*Exercise*
Which lines of the records contain "coffee"? Collect every one of them.

Saved data entries
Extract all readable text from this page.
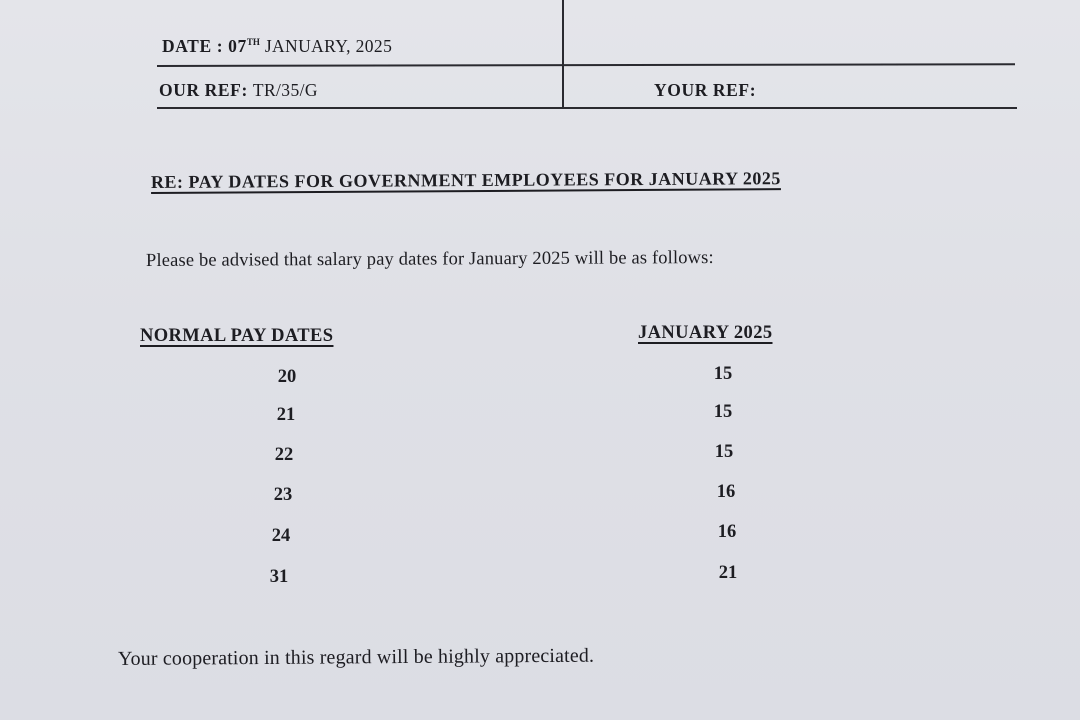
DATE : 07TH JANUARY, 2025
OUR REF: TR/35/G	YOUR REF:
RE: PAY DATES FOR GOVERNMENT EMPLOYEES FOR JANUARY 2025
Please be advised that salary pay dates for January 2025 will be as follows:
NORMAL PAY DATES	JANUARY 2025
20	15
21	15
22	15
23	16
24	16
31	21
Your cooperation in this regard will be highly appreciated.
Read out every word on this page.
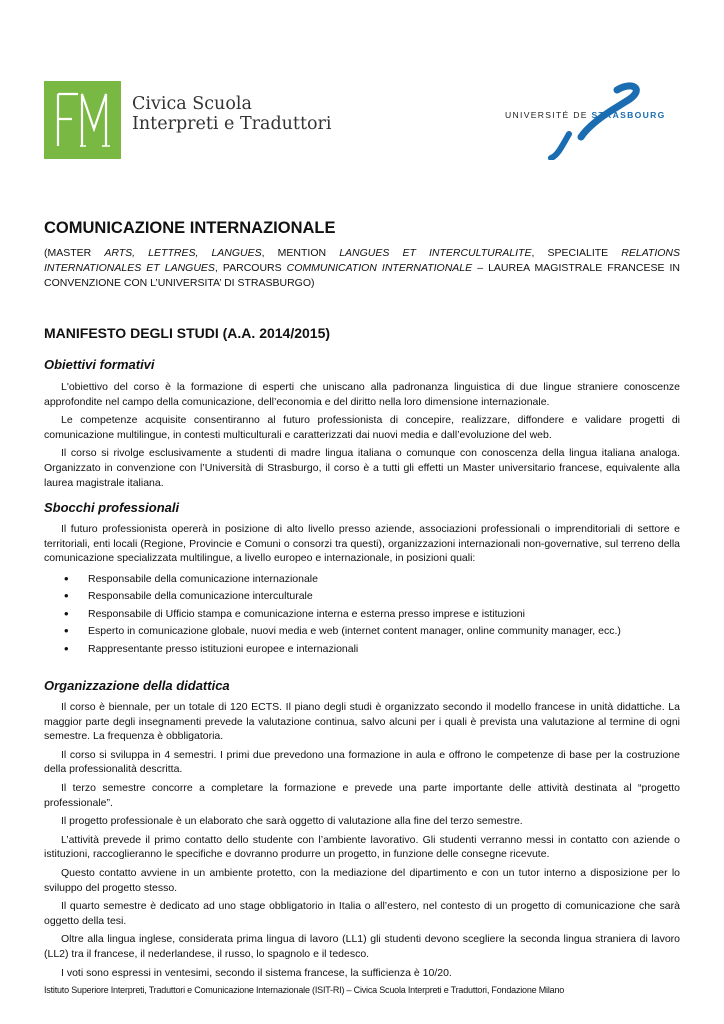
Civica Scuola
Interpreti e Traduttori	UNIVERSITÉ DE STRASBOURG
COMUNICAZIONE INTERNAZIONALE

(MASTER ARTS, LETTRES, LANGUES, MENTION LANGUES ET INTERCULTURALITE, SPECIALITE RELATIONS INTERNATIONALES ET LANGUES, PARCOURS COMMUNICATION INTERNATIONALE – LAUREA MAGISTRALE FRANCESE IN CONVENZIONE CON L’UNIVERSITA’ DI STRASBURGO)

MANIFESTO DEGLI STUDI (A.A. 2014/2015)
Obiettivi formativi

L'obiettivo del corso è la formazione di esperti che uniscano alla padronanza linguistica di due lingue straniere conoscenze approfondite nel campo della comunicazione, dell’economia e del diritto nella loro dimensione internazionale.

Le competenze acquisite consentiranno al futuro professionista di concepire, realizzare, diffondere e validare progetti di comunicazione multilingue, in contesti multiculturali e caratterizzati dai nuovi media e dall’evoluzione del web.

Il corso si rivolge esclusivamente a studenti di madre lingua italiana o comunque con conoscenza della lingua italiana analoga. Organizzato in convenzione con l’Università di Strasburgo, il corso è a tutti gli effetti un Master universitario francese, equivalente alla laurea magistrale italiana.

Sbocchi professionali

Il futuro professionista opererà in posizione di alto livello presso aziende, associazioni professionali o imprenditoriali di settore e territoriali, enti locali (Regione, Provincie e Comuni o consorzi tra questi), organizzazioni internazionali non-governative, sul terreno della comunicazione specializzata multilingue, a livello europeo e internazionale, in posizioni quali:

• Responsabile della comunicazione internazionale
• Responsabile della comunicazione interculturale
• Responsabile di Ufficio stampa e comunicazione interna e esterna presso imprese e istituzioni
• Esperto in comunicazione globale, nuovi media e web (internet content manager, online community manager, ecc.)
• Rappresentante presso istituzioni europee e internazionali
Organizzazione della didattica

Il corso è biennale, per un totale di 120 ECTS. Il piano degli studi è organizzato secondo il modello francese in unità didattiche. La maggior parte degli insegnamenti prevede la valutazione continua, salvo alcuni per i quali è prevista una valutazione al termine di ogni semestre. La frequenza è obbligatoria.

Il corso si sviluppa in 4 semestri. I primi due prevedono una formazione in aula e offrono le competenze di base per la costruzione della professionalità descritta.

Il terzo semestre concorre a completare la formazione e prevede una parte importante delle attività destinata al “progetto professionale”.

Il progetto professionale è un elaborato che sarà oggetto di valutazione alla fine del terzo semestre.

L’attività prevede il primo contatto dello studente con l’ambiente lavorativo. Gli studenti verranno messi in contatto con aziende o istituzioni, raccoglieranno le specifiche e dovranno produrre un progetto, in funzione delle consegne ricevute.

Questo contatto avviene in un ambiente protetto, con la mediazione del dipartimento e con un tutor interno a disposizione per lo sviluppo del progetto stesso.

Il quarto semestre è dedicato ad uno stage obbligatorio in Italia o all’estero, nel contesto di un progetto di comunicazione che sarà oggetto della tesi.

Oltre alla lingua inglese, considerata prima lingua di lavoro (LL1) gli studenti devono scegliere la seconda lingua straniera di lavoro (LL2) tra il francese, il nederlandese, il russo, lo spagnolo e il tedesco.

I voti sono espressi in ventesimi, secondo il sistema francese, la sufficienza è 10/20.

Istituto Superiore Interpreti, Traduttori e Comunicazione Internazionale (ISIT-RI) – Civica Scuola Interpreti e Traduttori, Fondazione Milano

==

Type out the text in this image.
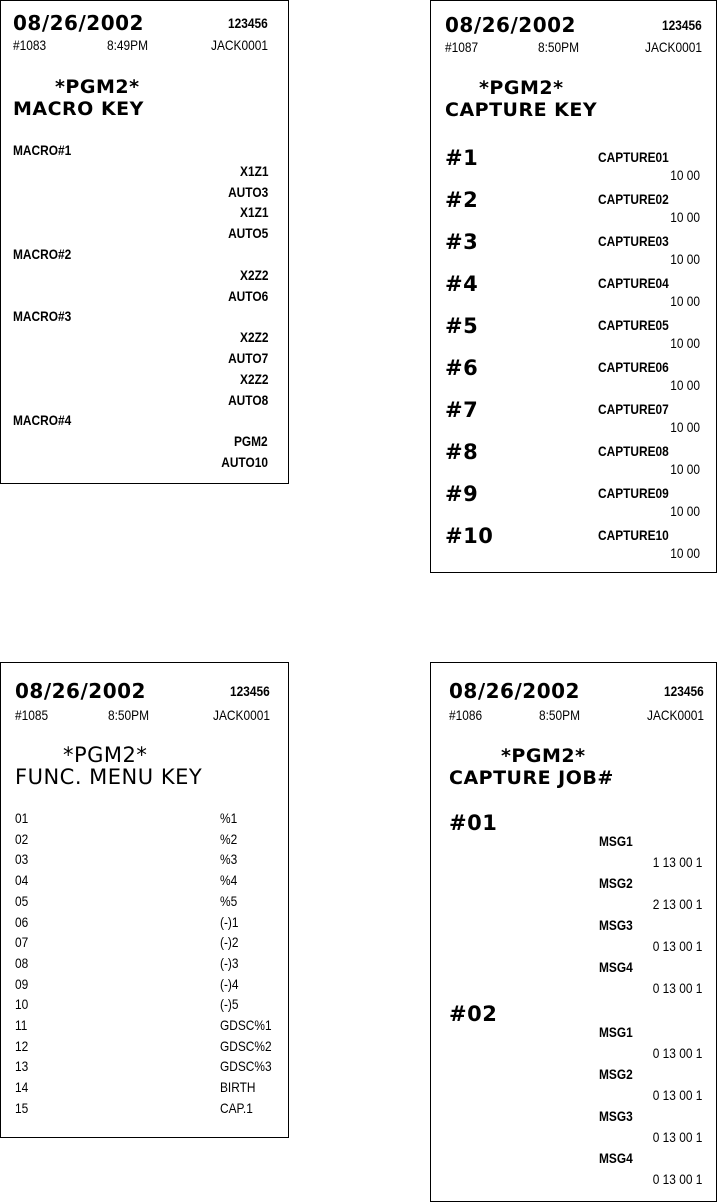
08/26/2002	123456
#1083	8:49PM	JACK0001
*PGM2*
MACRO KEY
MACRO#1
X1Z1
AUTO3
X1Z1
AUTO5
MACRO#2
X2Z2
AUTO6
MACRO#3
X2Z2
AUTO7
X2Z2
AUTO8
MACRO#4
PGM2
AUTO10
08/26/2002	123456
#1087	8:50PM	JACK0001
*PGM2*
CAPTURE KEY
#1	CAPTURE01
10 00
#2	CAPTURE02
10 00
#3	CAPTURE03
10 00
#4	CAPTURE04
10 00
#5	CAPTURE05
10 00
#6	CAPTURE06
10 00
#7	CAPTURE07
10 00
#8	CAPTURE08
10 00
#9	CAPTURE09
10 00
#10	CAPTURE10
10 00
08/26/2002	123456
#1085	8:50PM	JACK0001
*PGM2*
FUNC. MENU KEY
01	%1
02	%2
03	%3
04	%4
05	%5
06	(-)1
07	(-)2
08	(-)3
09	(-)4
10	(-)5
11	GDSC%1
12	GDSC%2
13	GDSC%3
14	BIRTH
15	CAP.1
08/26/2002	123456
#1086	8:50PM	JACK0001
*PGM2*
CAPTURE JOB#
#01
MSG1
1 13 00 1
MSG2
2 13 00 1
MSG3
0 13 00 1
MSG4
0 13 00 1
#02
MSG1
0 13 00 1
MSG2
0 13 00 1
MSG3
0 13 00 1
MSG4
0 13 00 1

==

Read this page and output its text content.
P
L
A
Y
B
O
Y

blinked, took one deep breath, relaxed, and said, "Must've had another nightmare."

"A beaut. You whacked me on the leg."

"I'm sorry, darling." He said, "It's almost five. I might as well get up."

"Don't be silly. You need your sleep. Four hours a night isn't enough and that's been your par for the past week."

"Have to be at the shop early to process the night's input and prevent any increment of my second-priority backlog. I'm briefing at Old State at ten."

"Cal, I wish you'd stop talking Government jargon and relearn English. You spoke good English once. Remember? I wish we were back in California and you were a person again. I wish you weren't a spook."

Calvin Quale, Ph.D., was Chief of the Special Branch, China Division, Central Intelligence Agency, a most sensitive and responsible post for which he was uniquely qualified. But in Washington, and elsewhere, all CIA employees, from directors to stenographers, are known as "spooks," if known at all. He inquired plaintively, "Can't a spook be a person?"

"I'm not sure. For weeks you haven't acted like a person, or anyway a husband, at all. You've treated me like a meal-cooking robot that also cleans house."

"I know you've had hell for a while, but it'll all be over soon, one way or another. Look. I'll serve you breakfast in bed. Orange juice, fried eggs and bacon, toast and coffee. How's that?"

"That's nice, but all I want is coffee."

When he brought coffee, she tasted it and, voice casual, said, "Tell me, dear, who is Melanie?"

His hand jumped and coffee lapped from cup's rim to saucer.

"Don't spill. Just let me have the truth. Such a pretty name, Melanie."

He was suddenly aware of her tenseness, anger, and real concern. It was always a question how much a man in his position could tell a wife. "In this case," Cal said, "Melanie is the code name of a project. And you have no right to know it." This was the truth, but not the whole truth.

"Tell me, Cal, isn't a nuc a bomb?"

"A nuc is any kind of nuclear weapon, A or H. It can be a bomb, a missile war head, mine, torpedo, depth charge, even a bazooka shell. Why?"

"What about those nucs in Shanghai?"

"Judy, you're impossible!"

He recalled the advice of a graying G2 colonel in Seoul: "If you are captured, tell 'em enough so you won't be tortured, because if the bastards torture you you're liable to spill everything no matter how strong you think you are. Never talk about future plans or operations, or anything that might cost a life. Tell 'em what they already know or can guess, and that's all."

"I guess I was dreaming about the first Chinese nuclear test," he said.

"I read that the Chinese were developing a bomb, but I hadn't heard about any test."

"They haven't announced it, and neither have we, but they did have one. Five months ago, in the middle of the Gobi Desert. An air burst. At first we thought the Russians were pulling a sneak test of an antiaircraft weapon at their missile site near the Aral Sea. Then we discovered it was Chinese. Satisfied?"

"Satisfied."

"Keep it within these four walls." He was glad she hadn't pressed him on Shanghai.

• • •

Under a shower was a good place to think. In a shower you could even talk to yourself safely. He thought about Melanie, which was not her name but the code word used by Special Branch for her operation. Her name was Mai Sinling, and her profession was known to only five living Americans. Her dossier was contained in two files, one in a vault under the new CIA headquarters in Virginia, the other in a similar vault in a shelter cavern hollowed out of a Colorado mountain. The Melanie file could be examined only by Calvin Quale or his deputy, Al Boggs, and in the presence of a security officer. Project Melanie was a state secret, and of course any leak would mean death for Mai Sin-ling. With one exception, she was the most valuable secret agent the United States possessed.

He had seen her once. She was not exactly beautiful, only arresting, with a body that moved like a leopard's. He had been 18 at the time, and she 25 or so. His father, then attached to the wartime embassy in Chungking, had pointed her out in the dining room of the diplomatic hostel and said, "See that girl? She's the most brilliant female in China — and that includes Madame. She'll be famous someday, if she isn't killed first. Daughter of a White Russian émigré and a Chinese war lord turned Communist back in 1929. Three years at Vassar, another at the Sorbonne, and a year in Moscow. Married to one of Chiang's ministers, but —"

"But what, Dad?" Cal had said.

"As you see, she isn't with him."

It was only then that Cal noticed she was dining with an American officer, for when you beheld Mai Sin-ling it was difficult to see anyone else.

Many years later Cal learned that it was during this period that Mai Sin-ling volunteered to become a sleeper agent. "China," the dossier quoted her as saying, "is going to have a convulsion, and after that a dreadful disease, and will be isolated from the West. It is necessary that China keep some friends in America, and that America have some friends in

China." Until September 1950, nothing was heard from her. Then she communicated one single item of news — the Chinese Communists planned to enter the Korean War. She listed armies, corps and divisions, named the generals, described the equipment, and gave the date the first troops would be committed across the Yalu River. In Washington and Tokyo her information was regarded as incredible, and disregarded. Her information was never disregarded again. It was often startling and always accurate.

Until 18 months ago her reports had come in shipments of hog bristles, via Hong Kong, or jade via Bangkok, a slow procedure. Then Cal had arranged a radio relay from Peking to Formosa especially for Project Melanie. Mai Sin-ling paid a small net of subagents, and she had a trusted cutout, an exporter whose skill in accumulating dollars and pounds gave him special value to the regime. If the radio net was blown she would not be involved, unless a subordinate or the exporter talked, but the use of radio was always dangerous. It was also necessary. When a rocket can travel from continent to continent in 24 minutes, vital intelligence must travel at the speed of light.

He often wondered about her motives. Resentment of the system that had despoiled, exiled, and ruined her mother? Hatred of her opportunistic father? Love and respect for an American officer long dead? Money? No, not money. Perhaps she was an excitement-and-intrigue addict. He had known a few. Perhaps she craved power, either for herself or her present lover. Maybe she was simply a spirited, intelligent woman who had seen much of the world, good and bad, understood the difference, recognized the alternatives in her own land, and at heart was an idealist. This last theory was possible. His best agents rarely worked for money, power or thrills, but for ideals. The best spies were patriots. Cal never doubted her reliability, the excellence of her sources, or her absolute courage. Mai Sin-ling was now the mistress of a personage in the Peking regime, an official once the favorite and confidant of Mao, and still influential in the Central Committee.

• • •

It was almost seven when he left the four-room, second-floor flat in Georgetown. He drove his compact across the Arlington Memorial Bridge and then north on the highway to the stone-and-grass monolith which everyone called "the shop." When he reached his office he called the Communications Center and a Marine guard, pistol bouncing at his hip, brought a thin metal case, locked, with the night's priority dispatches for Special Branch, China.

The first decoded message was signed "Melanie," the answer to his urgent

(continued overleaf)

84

*Full output*
"I know you've had hell for a while, but it'll all be over soon, one way or another. Look. I'll serve you breakfast in bed. Orange juice, fried eggs and bacon, toast and coffee. How's that?"
"That's nice, but all I want is coffee."
When he brought coffee, she tasted it and, voice casual, said, "Tell me, dear, who is Melanie?"
His hand jumped and coffee lapped from cup's rim to saucer.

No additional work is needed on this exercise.